═════ READING TEXT

I sold out again, of my teeny, tiny story books and had a list of people waiting whilst trying to make, wrap and send them out on time for Christmas, it was pretty manic to say the least, but I had help from my lovely husband, and from the magic elves at Penarth Printers, who were marvellous.

I also recorded a Talking Book, that sold much slower, not sure why, but that's ok. I put it down to research and trusted a different route for it would appear.

Infact, I decided to put the whole experience down to R&D. I learnt so much about myself and my confidence started to feel nurtured. Lots of lovely facebook friends took the time to write to me to say how much they enjoyed my stories. Don't get me wrong, I still struggled in crowded, noisy places but I became more confident in managing spaces, so that they became deaf friendly,

At Christmas, my children's books were part of a 3 day Christmas Fair at Sea & Salt Gallery in Llangrannog, were exhibited at Oriel Bevan Jones Gallery in Carmarthen High Street.

I launched my teeny, tiny book GWLANA at The Welsh Wool Museum in Drefach and designed my own website, learning how to set up an online shop. This was by far, the most successful retail outlet for my books. I was waking up in the morning to a list of sales in my inbox. I can't tell you how happy that made me. It was unbelievable.

══════════

Reproduce, word for word, everything in the passage about the story books from "I launched my" down to "It was unbelievable.".

═════ DATASET ENTRIES

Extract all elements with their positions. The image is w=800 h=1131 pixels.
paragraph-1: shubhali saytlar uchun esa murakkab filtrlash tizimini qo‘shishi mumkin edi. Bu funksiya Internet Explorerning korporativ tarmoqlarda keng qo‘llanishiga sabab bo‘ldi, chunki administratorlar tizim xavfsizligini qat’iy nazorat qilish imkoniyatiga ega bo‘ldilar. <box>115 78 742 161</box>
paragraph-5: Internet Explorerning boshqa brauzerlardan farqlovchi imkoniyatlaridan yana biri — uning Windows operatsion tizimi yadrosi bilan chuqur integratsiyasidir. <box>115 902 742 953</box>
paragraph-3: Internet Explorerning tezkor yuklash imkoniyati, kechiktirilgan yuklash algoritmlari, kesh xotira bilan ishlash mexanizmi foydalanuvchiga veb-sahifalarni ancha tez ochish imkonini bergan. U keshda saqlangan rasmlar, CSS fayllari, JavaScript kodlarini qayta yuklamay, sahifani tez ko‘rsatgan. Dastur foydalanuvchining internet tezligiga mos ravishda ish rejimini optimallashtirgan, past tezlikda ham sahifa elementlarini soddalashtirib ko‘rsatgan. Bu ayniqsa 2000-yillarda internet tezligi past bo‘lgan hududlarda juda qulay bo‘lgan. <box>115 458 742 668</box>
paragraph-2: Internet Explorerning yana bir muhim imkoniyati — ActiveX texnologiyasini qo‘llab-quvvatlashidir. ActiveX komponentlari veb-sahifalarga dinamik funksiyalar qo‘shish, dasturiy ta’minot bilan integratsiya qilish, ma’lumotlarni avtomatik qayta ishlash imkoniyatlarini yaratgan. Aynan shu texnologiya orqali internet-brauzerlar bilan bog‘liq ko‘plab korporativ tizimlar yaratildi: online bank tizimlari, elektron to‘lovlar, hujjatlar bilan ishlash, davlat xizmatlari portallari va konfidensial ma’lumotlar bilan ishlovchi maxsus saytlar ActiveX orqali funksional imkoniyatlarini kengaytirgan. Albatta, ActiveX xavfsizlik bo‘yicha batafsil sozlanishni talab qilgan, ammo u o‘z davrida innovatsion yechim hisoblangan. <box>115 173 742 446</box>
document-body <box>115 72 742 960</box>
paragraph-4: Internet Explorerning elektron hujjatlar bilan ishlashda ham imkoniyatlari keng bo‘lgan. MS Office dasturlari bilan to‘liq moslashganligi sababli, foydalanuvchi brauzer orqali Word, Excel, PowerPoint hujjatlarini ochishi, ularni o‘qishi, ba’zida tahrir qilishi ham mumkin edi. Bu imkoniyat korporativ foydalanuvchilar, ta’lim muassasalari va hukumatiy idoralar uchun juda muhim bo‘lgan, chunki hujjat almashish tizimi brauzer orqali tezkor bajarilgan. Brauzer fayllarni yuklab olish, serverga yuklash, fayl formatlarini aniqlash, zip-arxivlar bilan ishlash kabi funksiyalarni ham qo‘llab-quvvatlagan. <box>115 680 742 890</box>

══════════

▸ ANSWER FOR THIS EXERCISE:
I launched my teeny, tiny book GWLANA at The Welsh Wool Museum in Drefach and designed my own website, learning how to set up an online shop. This was by far, the most successful retail outlet for my books. I was waking up in the morning to a list of sales in my inbox. I can't tell you how happy that made me. It was unbelievable.